§ Task instructions
Reproduce word for word the part of the passage on athletic training components that opens with the words containing "Again, there are" and closes with "and glute development)".

§ Quoted passage
= = = = =

A properly designed training program should consist of nine basic components: evaluation, movement preparation, plyometrics, core strengthening, weak point training, integrated strength training, multi-directional speed training, footwork, and proper recovery drills.

1. Evaluation/Testing

Just as a coach evaluates the tactical and technical skill of the player, it is vital to asses the overall functional movement skills of the athlete. Can the player move correctly? Do they react quickly? Do they have the ability to stop or change direction?
Again, there are many programs that have been marketed to do this, including Cook’s Functional Movement Screen, Sportsmetrics, Jumpmetrics, and the ACL Hop & Stop Test. No matter the program, it is important to asses 6 areas of basic athletic movement.
• Posture
• Single Leg Stance & Movement
• Jumping
• Landing
• Posterior Chain (hamstring and glute development)
• Deceleration & Directional Change

2. Performance Preparation

Prior to performing any athletic activity, the body must be prepared to move in all directions, speeds, and methods that will be required during that activity. The days of taking two laps and playing are over. If the body is not properly prepared and the neuromuscular system is not fully engaged, there will be a greater risk of injury to the athlete. In particular, both the mobility and flexibility of the athlete must be addressed. The purpose is NOT to just “warm-up”, this is PART of the workout!

– Increase core temp, mobility, flexibility, stability and strength; “activate muscles”; use muscles in stretched position; establish and maintain ability to reproduce movements
– Mobility: range of motion with stability & control – correct motion at correct joint at correct plane at correct time (Gray, 2000)
– Flexibility: range of motion (ROM) around a joint (Gambetta, 2007)
• Static Flexibility – static flexibility is a limiting factor to athletic mobility
• Dynamic Flexibility – just like balance and posture flexibility is dynamic, not just static in nature

3. Plyometrics

Plyometrics are not a new training program and have been employed as far back as the late 1950’s. Plyometrics are simply a method of training that develops explosive power and have often been referred to as “jump training”. There are several forms of plyometric training that need to be employed in any athletic training program in order to maximize the power of the athlete.
• Rapid Fire Plyo – quick, short burst of jumps and landings with minimal time spent on the ground
• Max effort Plyo – focus on exploding off the ground with as much force as possible and allowing a full, complete landing
• Lateral v. Linear – Jumping both front-back and side to side
• SL v. DL – Jumping and landing on both a single leg and a double leg
• Landing/Tech – The correct biomechanics of landing in order to properly control the body and reduce stress on ankle, knee and hip. The most common problem with female athletes is the inability to bend the knees to assist in force dispersal as well as a “knock-knee” when landing creating an increased stress in the medial knee and ACL.

= = = = =

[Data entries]
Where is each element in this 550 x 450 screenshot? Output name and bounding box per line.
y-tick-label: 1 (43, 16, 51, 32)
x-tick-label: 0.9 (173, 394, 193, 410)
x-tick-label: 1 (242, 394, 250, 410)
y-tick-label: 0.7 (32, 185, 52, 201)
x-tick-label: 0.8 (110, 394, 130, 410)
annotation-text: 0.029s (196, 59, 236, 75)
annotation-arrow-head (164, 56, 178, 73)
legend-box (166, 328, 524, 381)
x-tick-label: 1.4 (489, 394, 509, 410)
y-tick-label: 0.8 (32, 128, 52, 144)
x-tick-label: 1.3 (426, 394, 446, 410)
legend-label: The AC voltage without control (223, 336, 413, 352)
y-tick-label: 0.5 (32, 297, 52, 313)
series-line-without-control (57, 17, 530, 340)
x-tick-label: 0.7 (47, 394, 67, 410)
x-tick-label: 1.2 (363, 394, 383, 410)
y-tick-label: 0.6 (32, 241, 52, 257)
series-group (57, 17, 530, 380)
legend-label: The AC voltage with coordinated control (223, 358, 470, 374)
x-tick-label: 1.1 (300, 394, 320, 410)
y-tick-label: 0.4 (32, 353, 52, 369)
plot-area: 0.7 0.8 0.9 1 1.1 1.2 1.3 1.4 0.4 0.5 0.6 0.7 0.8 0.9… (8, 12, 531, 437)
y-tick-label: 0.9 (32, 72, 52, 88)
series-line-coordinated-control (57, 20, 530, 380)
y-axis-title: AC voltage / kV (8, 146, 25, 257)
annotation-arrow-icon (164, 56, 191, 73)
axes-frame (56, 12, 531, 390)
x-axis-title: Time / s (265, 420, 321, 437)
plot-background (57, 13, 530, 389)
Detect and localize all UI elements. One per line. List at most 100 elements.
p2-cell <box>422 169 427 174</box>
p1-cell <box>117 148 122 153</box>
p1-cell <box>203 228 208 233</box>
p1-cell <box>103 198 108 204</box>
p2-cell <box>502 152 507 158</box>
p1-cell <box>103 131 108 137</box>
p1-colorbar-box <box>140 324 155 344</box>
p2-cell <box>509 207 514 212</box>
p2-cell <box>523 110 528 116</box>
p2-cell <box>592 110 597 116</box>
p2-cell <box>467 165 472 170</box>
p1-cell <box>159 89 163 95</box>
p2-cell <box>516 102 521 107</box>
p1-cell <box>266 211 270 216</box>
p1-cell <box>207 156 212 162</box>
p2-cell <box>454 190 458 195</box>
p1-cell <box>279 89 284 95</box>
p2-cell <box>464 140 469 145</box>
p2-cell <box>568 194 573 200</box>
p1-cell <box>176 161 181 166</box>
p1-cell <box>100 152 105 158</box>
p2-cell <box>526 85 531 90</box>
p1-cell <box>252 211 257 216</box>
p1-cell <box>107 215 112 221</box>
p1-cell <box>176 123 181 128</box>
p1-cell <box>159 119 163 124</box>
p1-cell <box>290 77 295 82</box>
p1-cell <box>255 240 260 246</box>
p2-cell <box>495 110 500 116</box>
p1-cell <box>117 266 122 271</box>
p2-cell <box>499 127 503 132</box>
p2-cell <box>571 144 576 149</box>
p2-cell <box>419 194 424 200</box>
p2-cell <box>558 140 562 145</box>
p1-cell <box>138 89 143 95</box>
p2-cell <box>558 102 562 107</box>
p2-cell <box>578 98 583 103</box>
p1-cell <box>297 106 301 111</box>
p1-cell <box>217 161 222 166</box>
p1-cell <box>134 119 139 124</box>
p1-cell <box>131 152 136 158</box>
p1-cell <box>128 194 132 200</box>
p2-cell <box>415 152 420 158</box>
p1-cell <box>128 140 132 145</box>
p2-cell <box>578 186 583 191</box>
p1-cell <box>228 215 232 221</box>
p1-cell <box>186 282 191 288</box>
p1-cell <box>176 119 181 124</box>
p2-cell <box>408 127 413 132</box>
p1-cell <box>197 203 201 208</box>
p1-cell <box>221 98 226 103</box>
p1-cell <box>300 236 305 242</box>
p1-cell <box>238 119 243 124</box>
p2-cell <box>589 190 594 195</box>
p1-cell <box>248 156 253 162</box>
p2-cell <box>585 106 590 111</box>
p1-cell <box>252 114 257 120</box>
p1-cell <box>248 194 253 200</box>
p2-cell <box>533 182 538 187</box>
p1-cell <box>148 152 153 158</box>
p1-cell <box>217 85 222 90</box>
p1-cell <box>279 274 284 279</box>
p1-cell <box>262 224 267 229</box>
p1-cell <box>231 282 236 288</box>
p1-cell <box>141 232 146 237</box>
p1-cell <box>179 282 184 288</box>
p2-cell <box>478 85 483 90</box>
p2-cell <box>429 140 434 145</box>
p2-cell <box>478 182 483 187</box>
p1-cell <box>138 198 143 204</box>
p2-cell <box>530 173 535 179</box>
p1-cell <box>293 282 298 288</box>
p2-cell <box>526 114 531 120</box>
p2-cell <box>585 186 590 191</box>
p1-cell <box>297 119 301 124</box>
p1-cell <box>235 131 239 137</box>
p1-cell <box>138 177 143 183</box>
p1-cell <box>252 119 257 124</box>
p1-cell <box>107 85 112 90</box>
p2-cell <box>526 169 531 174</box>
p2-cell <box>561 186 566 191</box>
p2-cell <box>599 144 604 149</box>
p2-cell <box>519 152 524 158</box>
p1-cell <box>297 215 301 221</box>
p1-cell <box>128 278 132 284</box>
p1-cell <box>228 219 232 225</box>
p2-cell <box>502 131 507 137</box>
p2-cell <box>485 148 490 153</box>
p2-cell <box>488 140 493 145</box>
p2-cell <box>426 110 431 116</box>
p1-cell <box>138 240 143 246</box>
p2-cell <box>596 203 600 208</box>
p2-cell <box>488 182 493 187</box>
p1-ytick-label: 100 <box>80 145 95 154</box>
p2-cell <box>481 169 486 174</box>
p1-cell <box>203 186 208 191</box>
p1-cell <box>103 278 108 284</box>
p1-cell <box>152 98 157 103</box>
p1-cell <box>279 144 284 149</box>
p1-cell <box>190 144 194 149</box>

= = = = =

§ Answer to this task
Again, there are many programs that have been marketed to do this, including Cook’s Functional Movement Screen, Sportsmetrics, Jumpmetrics, and the ACL Hop & Stop Test. No matter the program, it is important to asses 6 areas of basic athletic movement.
• Posture
• Single Leg Stance & Movement
• Jumping
• Landing
• Posterior Chain (hamstring and glute development)